Instruction ::
Print all entries precisely as they are written.

(Stored items from a collection)
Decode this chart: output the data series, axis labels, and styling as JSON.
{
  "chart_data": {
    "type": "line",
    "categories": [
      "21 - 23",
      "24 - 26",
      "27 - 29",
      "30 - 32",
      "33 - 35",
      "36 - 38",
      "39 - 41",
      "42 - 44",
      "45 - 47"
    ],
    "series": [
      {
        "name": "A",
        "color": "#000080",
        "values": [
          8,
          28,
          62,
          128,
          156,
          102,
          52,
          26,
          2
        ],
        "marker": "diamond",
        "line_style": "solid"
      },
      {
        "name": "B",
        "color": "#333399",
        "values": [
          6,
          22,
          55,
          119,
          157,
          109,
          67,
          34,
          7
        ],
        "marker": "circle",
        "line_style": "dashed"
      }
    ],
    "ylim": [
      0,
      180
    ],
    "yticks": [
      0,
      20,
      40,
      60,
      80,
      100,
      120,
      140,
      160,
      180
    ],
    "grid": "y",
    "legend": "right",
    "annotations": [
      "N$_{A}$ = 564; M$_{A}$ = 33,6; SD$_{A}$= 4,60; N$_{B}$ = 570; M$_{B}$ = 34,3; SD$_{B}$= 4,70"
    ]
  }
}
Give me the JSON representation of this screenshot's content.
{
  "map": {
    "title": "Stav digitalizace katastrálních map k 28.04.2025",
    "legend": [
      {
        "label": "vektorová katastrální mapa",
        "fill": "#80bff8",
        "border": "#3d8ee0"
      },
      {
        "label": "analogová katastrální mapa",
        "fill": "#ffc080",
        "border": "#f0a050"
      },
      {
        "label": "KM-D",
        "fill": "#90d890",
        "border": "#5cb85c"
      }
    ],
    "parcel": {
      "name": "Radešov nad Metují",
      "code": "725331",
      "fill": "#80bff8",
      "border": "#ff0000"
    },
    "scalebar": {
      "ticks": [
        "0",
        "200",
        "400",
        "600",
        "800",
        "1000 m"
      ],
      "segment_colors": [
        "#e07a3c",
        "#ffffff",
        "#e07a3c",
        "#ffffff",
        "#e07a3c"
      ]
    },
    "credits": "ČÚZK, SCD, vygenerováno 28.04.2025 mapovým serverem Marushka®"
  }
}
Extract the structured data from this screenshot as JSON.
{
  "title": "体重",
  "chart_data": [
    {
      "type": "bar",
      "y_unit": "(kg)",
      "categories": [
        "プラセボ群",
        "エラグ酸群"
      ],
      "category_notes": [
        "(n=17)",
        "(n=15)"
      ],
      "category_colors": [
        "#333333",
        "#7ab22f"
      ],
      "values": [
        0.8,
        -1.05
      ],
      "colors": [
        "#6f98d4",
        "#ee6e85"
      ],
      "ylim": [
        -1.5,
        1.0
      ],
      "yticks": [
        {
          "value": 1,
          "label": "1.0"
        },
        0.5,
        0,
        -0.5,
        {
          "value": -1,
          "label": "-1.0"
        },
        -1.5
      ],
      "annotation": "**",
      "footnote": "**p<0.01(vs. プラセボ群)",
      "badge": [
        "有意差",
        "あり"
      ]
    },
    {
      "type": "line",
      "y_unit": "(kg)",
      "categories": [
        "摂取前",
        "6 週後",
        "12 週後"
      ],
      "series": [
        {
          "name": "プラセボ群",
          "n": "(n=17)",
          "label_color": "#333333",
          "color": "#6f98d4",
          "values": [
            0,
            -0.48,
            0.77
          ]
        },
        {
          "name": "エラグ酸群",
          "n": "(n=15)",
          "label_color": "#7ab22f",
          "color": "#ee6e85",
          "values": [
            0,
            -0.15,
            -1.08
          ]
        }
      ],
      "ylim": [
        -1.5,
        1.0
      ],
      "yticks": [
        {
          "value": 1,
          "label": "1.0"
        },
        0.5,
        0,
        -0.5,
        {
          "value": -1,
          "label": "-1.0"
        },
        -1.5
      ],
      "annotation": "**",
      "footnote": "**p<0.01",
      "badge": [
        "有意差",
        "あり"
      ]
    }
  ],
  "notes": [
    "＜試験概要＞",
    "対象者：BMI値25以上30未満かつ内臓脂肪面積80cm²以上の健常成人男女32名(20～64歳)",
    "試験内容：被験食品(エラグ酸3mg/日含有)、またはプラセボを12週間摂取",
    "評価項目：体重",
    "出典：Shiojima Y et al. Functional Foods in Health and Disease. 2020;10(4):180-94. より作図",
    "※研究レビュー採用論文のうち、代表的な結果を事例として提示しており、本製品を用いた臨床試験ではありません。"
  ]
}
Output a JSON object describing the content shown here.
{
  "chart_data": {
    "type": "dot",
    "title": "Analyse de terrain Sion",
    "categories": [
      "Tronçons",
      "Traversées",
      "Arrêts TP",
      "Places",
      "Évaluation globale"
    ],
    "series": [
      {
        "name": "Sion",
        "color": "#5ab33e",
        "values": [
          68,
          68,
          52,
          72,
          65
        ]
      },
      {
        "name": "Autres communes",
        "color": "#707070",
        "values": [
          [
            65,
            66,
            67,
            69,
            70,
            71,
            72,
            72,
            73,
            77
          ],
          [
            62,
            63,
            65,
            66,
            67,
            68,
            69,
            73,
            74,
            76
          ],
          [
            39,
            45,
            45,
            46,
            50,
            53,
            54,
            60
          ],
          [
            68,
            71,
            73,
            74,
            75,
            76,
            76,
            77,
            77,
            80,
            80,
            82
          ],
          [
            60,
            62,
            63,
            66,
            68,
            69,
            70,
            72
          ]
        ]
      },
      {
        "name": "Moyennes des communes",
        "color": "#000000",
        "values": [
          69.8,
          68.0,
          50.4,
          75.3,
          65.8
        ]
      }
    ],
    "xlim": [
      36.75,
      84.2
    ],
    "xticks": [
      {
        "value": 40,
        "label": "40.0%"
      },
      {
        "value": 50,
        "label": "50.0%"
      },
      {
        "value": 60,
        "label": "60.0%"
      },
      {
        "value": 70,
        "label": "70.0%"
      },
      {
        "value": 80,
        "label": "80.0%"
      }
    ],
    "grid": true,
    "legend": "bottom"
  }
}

Worked answer ::
Decode this chart: output the data series, axis labels, and styling as JSON.
{
  "chart_data": {
    "type": "line",
    "categories": [
      "21 - 23",
      "24 - 26",
      "27 - 29",
      "30 - 32",
      "33 - 35",
      "36 - 38",
      "39 - 41",
      "42 - 44",
      "45 - 47"
    ],
    "series": [
      {
        "name": "A",
        "color": "#000080",
        "values": [
          8,
          28,
          62,
          128,
          156,
          102,
          52,
          26,
          2
        ],
        "marker": "diamond",
        "line_style": "solid"
      },
      {
        "name": "B",
        "color": "#333399",
        "values": [
          6,
          22,
          55,
          119,
          157,
          109,
          67,
          34,
          7
        ],
        "marker": "circle",
        "line_style": "dashed"
      }
    ],
    "ylim": [
      0,
      180
    ],
    "yticks": [
      0,
      20,
      40,
      60,
      80,
      100,
      120,
      140,
      160,
      180
    ],
    "grid": "y",
    "legend": "right",
    "annotations": [
      "N$_{A}$ = 564; M$_{A}$ = 33,6; SD$_{A}$= 4,60; N$_{B}$ = 570; M$_{B}$ = 34,3; SD$_{B}$= 4,70"
    ]
  }
}
Give me the JSON representation of this screenshot's content.
{
  "map": {
    "title": "Stav digitalizace katastrálních map k 28.04.2025",
    "legend": [
      {
        "label": "vektorová katastrální mapa",
        "fill": "#80bff8",
        "border": "#3d8ee0"
      },
      {
        "label": "analogová katastrální mapa",
        "fill": "#ffc080",
        "border": "#f0a050"
      },
      {
        "label": "KM-D",
        "fill": "#90d890",
        "border": "#5cb85c"
      }
    ],
    "parcel": {
      "name": "Radešov nad Metují",
      "code": "725331",
      "fill": "#80bff8",
      "border": "#ff0000"
    },
    "scalebar": {
      "ticks": [
        "0",
        "200",
        "400",
        "600",
        "800",
        "1000 m"
      ],
      "segment_colors": [
        "#e07a3c",
        "#ffffff",
        "#e07a3c",
        "#ffffff",
        "#e07a3c"
      ]
    },
    "credits": "ČÚZK, SCD, vygenerováno 28.04.2025 mapovým serverem Marushka®"
  }
}
Extract the structured data from this screenshot as JSON.
{
  "title": "体重",
  "chart_data": [
    {
      "type": "bar",
      "y_unit": "(kg)",
      "categories": [
        "プラセボ群",
        "エラグ酸群"
      ],
      "category_notes": [
        "(n=17)",
        "(n=15)"
      ],
      "category_colors": [
        "#333333",
        "#7ab22f"
      ],
      "values": [
        0.8,
        -1.05
      ],
      "colors": [
        "#6f98d4",
        "#ee6e85"
      ],
      "ylim": [
        -1.5,
        1.0
      ],
      "yticks": [
        {
          "value": 1,
          "label": "1.0"
        },
        0.5,
        0,
        -0.5,
        {
          "value": -1,
          "label": "-1.0"
        },
        -1.5
      ],
      "annotation": "**",
      "footnote": "**p<0.01(vs. プラセボ群)",
      "badge": [
        "有意差",
        "あり"
      ]
    },
    {
      "type": "line",
      "y_unit": "(kg)",
      "categories": [
        "摂取前",
        "6 週後",
        "12 週後"
      ],
      "series": [
        {
          "name": "プラセボ群",
          "n": "(n=17)",
          "label_color": "#333333",
          "color": "#6f98d4",
          "values": [
            0,
            -0.48,
            0.77
          ]
        },
        {
          "name": "エラグ酸群",
          "n": "(n=15)",
          "label_color": "#7ab22f",
          "color": "#ee6e85",
          "values": [
            0,
            -0.15,
            -1.08
          ]
        }
      ],
      "ylim": [
        -1.5,
        1.0
      ],
      "yticks": [
        {
          "value": 1,
          "label": "1.0"
        },
        0.5,
        0,
        -0.5,
        {
          "value": -1,
          "label": "-1.0"
        },
        -1.5
      ],
      "annotation": "**",
      "footnote": "**p<0.01",
      "badge": [
        "有意差",
        "あり"
      ]
    }
  ],
  "notes": [
    "＜試験概要＞",
    "対象者：BMI値25以上30未満かつ内臓脂肪面積80cm²以上の健常成人男女32名(20～64歳)",
    "試験内容：被験食品(エラグ酸3mg/日含有)、またはプラセボを12週間摂取",
    "評価項目：体重",
    "出典：Shiojima Y et al. Functional Foods in Health and Disease. 2020;10(4):180-94. より作図",
    "※研究レビュー採用論文のうち、代表的な結果を事例として提示しており、本製品を用いた臨床試験ではありません。"
  ]
}
Output a JSON object describing the content shown here.
{
  "chart_data": {
    "type": "dot",
    "title": "Analyse de terrain Sion",
    "categories": [
      "Tronçons",
      "Traversées",
      "Arrêts TP",
      "Places",
      "Évaluation globale"
    ],
    "series": [
      {
        "name": "Sion",
        "color": "#5ab33e",
        "values": [
          68,
          68,
          52,
          72,
          65
        ]
      },
      {
        "name": "Autres communes",
        "color": "#707070",
        "values": [
          [
            65,
            66,
            67,
            69,
            70,
            71,
            72,
            72,
            73,
            77
          ],
          [
            62,
            63,
            65,
            66,
            67,
            68,
            69,
            73,
            74,
            76
          ],
          [
            39,
            45,
            45,
            46,
            50,
            53,
            54,
            60
          ],
          [
            68,
            71,
            73,
            74,
            75,
            76,
            76,
            77,
            77,
            80,
            80,
            82
          ],
          [
            60,
            62,
            63,
            66,
            68,
            69,
            70,
            72
          ]
        ]
      },
      {
        "name": "Moyennes des communes",
        "color": "#000000",
        "values": [
          69.8,
          68.0,
          50.4,
          75.3,
          65.8
        ]
      }
    ],
    "xlim": [
      36.75,
      84.2
    ],
    "xticks": [
      {
        "value": 40,
        "label": "40.0%"
      },
      {
        "value": 50,
        "label": "50.0%"
      },
      {
        "value": 60,
        "label": "60.0%"
      },
      {
        "value": 70,
        "label": "70.0%"
      },
      {
        "value": 80,
        "label": "80.0%"
      }
    ],
    "grid": true,
    "legend": "bottom"
  }
}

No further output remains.